## Begin Material for the task

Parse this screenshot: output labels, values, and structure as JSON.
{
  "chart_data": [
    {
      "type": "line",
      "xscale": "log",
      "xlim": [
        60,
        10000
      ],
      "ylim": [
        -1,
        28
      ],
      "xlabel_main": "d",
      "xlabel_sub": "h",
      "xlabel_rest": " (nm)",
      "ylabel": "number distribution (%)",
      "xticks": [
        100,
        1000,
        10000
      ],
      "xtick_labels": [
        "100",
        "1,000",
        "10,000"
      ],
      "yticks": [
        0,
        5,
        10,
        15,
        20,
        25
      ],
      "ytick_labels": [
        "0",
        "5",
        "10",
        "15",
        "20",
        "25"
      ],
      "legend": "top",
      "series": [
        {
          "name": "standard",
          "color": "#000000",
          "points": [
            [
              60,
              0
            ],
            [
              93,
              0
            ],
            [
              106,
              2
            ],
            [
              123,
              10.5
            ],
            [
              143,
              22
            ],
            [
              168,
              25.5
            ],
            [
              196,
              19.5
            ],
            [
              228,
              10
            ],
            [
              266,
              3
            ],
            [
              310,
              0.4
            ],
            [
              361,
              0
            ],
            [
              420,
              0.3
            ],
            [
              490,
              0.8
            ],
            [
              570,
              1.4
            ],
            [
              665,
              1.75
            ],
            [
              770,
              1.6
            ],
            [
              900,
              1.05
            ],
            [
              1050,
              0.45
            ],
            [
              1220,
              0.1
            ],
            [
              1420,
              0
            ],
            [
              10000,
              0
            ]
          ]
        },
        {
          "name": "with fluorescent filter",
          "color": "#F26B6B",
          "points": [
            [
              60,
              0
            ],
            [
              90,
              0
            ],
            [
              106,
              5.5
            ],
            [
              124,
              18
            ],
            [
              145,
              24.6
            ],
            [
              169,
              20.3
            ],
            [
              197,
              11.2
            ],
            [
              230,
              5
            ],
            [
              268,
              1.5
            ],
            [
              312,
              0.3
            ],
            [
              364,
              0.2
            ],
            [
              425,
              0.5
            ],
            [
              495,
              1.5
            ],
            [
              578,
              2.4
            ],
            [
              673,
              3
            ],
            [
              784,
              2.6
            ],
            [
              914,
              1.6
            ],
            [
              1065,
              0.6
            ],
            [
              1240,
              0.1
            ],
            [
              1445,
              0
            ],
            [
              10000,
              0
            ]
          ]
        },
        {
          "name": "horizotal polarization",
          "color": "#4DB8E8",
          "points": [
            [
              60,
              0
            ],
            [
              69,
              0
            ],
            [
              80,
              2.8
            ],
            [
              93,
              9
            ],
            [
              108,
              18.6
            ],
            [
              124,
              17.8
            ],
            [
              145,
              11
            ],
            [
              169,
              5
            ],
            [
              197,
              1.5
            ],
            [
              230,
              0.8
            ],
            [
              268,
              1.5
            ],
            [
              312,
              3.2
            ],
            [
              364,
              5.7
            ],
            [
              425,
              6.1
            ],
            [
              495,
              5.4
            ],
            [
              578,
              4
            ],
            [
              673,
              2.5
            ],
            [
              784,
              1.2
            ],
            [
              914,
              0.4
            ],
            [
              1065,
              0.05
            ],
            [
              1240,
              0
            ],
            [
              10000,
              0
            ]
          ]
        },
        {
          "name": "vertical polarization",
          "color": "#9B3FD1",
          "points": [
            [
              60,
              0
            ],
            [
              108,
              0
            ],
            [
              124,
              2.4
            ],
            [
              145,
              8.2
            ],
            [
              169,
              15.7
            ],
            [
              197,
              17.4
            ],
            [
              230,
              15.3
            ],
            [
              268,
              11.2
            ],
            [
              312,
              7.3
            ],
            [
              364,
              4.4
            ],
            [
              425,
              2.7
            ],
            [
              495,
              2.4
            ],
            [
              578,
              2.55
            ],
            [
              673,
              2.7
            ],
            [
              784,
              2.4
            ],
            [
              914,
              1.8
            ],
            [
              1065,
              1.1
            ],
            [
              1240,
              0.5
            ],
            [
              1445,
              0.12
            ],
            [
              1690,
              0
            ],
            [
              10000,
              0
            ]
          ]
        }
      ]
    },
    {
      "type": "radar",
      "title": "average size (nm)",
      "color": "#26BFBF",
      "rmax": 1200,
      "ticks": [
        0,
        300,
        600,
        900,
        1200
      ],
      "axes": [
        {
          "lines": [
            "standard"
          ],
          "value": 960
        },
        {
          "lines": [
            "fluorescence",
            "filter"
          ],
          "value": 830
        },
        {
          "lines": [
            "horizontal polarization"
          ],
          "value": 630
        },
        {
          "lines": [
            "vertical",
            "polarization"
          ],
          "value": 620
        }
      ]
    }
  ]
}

## End Material for the task

# [Aim of the task]
Within the records above, how many lines include the word "name"? State the number by itself.

# [Worked solution]
4